▶ REQUIREMENTS: Write out the data below in full. Keep it exact.

▶ DATASET ENTRIES:

==*==

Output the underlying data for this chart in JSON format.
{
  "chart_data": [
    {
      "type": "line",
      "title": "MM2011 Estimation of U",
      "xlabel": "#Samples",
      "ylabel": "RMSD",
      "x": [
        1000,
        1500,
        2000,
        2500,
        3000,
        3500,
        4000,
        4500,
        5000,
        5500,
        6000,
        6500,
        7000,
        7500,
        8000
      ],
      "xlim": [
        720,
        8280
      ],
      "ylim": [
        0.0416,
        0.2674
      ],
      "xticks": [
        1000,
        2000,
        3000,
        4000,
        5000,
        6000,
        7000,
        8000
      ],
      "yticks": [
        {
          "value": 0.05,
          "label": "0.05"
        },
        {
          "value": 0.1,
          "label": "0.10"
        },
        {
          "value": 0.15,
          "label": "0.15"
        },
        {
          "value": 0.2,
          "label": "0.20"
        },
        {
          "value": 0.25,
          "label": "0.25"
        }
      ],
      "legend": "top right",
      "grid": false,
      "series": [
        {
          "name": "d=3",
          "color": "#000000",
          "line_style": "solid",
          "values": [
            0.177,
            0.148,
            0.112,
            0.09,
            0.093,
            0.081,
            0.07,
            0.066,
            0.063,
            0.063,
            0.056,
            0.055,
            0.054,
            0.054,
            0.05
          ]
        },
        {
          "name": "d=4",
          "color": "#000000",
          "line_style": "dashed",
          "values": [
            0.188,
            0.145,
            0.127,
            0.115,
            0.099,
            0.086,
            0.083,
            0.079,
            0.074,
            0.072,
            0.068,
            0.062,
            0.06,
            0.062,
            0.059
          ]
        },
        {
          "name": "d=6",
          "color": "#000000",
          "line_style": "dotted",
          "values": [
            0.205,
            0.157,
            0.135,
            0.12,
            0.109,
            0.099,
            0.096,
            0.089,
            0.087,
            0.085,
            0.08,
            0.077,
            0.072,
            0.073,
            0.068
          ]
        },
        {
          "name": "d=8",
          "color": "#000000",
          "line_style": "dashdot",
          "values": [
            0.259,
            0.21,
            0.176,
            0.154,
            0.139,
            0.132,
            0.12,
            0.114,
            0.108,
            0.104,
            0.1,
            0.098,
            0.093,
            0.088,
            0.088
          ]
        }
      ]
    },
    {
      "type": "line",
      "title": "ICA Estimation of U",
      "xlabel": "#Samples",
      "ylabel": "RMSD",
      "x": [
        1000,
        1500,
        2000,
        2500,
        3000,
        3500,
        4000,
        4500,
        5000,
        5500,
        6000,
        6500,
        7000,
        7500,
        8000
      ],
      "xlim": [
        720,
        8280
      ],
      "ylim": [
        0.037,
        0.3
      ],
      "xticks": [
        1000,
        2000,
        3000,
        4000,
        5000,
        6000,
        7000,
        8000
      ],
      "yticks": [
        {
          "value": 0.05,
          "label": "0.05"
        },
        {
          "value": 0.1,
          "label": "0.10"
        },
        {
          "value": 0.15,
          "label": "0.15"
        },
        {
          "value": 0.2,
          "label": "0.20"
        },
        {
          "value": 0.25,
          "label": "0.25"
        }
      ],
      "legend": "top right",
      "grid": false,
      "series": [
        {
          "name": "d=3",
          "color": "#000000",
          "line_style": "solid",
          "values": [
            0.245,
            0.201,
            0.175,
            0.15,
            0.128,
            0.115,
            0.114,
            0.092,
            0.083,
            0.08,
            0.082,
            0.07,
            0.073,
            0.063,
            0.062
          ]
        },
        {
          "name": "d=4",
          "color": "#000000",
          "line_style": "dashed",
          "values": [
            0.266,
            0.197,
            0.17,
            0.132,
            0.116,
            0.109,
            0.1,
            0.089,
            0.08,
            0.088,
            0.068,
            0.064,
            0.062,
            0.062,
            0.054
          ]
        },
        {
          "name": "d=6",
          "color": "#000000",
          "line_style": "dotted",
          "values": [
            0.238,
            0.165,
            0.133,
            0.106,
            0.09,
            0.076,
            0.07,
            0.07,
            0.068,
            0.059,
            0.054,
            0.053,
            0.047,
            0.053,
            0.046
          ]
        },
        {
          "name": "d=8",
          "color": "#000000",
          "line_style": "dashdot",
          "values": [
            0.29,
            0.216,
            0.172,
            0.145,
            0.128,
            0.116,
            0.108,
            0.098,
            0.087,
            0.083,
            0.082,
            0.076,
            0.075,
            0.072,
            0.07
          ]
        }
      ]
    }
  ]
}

==*==

▶ TASK RESULT:
Output the underlying data for this chart in JSON format.
{
  "chart_data": [
    {
      "type": "line",
      "title": "MM2011 Estimation of U",
      "xlabel": "#Samples",
      "ylabel": "RMSD",
      "x": [
        1000,
        1500,
        2000,
        2500,
        3000,
        3500,
        4000,
        4500,
        5000,
        5500,
        6000,
        6500,
        7000,
        7500,
        8000
      ],
      "xlim": [
        720,
        8280
      ],
      "ylim": [
        0.0416,
        0.2674
      ],
      "xticks": [
        1000,
        2000,
        3000,
        4000,
        5000,
        6000,
        7000,
        8000
      ],
      "yticks": [
        {
          "value": 0.05,
          "label": "0.05"
        },
        {
          "value": 0.1,
          "label": "0.10"
        },
        {
          "value": 0.15,
          "label": "0.15"
        },
        {
          "value": 0.2,
          "label": "0.20"
        },
        {
          "value": 0.25,
          "label": "0.25"
        }
      ],
      "legend": "top right",
      "grid": false,
      "series": [
        {
          "name": "d=3",
          "color": "#000000",
          "line_style": "solid",
          "values": [
            0.177,
            0.148,
            0.112,
            0.09,
            0.093,
            0.081,
            0.07,
            0.066,
            0.063,
            0.063,
            0.056,
            0.055,
            0.054,
            0.054,
            0.05
          ]
        },
        {
          "name": "d=4",
          "color": "#000000",
          "line_style": "dashed",
          "values": [
            0.188,
            0.145,
            0.127,
            0.115,
            0.099,
            0.086,
            0.083,
            0.079,
            0.074,
            0.072,
            0.068,
            0.062,
            0.06,
            0.062,
            0.059
          ]
        },
        {
          "name": "d=6",
          "color": "#000000",
          "line_style": "dotted",
          "values": [
            0.205,
            0.157,
            0.135,
            0.12,
            0.109,
            0.099,
            0.096,
            0.089,
            0.087,
            0.085,
            0.08,
            0.077,
            0.072,
            0.073,
            0.068
          ]
        },
        {
          "name": "d=8",
          "color": "#000000",
          "line_style": "dashdot",
          "values": [
            0.259,
            0.21,
            0.176,
            0.154,
            0.139,
            0.132,
            0.12,
            0.114,
            0.108,
            0.104,
            0.1,
            0.098,
            0.093,
            0.088,
            0.088
          ]
        }
      ]
    },
    {
      "type": "line",
      "title": "ICA Estimation of U",
      "xlabel": "#Samples",
      "ylabel": "RMSD",
      "x": [
        1000,
        1500,
        2000,
        2500,
        3000,
        3500,
        4000,
        4500,
        5000,
        5500,
        6000,
        6500,
        7000,
        7500,
        8000
      ],
      "xlim": [
        720,
        8280
      ],
      "ylim": [
        0.037,
        0.3
      ],
      "xticks": [
        1000,
        2000,
        3000,
        4000,
        5000,
        6000,
        7000,
        8000
      ],
      "yticks": [
        {
          "value": 0.05,
          "label": "0.05"
        },
        {
          "value": 0.1,
          "label": "0.10"
        },
        {
          "value": 0.15,
          "label": "0.15"
        },
        {
          "value": 0.2,
          "label": "0.20"
        },
        {
          "value": 0.25,
          "label": "0.25"
        }
      ],
      "legend": "top right",
      "grid": false,
      "series": [
        {
          "name": "d=3",
          "color": "#000000",
          "line_style": "solid",
          "values": [
            0.245,
            0.201,
            0.175,
            0.15,
            0.128,
            0.115,
            0.114,
            0.092,
            0.083,
            0.08,
            0.082,
            0.07,
            0.073,
            0.063,
            0.062
          ]
        },
        {
          "name": "d=4",
          "color": "#000000",
          "line_style": "dashed",
          "values": [
            0.266,
            0.197,
            0.17,
            0.132,
            0.116,
            0.109,
            0.1,
            0.089,
            0.08,
            0.088,
            0.068,
            0.064,
            0.062,
            0.062,
            0.054
          ]
        },
        {
          "name": "d=6",
          "color": "#000000",
          "line_style": "dotted",
          "values": [
            0.238,
            0.165,
            0.133,
            0.106,
            0.09,
            0.076,
            0.07,
            0.07,
            0.068,
            0.059,
            0.054,
            0.053,
            0.047,
            0.053,
            0.046
          ]
        },
        {
          "name": "d=8",
          "color": "#000000",
          "line_style": "dashdot",
          "values": [
            0.29,
            0.216,
            0.172,
            0.145,
            0.128,
            0.116,
            0.108,
            0.098,
            0.087,
            0.083,
            0.082,
            0.076,
            0.075,
            0.072,
            0.07
          ]
        }
      ]
    }
  ]
}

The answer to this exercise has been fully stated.